• _YOUR GOAL_
Extract all of the entries and give them again, word for word.

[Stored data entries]
—————

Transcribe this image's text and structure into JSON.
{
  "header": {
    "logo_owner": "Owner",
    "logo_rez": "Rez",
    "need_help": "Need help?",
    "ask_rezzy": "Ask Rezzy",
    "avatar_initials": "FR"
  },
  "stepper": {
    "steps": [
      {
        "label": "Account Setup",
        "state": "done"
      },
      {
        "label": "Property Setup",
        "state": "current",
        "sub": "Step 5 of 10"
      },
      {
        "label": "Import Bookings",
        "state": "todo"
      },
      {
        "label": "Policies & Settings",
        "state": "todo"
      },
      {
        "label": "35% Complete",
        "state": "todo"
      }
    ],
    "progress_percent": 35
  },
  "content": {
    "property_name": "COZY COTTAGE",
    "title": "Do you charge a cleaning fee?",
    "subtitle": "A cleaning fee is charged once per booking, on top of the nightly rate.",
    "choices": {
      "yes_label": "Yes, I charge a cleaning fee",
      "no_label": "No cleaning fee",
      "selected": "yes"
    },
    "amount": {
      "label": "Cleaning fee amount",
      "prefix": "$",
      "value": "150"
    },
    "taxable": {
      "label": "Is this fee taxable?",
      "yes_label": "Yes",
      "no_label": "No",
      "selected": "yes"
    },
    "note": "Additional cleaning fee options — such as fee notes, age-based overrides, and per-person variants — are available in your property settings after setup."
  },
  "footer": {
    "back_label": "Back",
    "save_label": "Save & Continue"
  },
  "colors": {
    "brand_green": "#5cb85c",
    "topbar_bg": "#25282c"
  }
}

—————

• _CORRECT ANSWER_
Transcribe this image's text and structure into JSON.
{
  "header": {
    "logo_owner": "Owner",
    "logo_rez": "Rez",
    "need_help": "Need help?",
    "ask_rezzy": "Ask Rezzy",
    "avatar_initials": "FR"
  },
  "stepper": {
    "steps": [
      {
        "label": "Account Setup",
        "state": "done"
      },
      {
        "label": "Property Setup",
        "state": "current",
        "sub": "Step 5 of 10"
      },
      {
        "label": "Import Bookings",
        "state": "todo"
      },
      {
        "label": "Policies & Settings",
        "state": "todo"
      },
      {
        "label": "35% Complete",
        "state": "todo"
      }
    ],
    "progress_percent": 35
  },
  "content": {
    "property_name": "COZY COTTAGE",
    "title": "Do you charge a cleaning fee?",
    "subtitle": "A cleaning fee is charged once per booking, on top of the nightly rate.",
    "choices": {
      "yes_label": "Yes, I charge a cleaning fee",
      "no_label": "No cleaning fee",
      "selected": "yes"
    },
    "amount": {
      "label": "Cleaning fee amount",
      "prefix": "$",
      "value": "150"
    },
    "taxable": {
      "label": "Is this fee taxable?",
      "yes_label": "Yes",
      "no_label": "No",
      "selected": "yes"
    },
    "note": "Additional cleaning fee options — such as fee notes, age-based overrides, and per-person variants — are available in your property settings after setup."
  },
  "footer": {
    "back_label": "Back",
    "save_label": "Save & Continue"
  },
  "colors": {
    "brand_green": "#5cb85c",
    "topbar_bg": "#25282c"
  }
}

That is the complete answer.